• PROBLEM DETAILS: In the listing below, find every line with the string "safety" and pull it out.

Recorded data
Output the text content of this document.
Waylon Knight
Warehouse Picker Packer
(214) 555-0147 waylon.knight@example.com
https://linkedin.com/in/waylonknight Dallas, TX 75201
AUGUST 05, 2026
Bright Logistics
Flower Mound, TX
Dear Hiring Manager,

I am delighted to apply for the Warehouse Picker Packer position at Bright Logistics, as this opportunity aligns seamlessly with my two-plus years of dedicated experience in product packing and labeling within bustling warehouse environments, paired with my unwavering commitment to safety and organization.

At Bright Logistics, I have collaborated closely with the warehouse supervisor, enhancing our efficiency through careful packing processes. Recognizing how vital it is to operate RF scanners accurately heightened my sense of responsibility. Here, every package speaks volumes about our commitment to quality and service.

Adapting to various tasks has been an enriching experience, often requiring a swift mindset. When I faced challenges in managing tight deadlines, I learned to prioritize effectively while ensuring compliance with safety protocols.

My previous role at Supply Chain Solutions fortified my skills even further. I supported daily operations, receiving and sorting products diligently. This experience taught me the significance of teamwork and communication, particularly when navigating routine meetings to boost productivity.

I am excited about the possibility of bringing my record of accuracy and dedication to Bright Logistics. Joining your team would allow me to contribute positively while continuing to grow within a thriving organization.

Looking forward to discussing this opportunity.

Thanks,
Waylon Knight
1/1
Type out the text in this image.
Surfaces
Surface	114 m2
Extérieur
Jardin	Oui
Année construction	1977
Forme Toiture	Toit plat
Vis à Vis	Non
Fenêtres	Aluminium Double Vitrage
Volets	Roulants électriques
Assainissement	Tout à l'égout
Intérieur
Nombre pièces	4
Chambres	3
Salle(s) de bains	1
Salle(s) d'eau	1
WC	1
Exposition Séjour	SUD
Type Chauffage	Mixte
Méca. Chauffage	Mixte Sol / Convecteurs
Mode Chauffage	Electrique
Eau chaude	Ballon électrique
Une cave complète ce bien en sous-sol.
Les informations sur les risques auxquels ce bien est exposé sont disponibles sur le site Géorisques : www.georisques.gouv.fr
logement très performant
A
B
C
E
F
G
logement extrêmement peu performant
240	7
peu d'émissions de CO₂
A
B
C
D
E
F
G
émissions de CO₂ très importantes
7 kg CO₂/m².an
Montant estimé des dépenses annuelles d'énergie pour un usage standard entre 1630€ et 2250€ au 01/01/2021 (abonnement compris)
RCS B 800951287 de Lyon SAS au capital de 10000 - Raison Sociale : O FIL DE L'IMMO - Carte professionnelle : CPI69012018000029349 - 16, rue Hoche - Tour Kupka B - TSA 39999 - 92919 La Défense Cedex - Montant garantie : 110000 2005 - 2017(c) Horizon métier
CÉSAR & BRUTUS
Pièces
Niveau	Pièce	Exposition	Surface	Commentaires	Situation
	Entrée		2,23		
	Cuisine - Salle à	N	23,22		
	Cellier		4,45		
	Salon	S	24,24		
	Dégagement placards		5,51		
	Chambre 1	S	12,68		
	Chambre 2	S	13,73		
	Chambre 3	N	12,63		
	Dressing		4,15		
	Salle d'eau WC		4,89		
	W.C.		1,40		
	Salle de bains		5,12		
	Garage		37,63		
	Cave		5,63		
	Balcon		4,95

• EXERCISE ANSWER:
I am delighted to apply for the Warehouse Picker Packer position at Bright Logistics, as this opportunity aligns seamlessly with my two-plus years of dedicated experience in product packing and labeling within bustling warehouse environments, paired with my unwavering commitment to safety and organization.
Adapting to various tasks has been an enriching experience, often requiring a swift mindset. When I faced challenges in managing tight deadlines, I learned to prioritize effectively while ensuring compliance with safety protocols.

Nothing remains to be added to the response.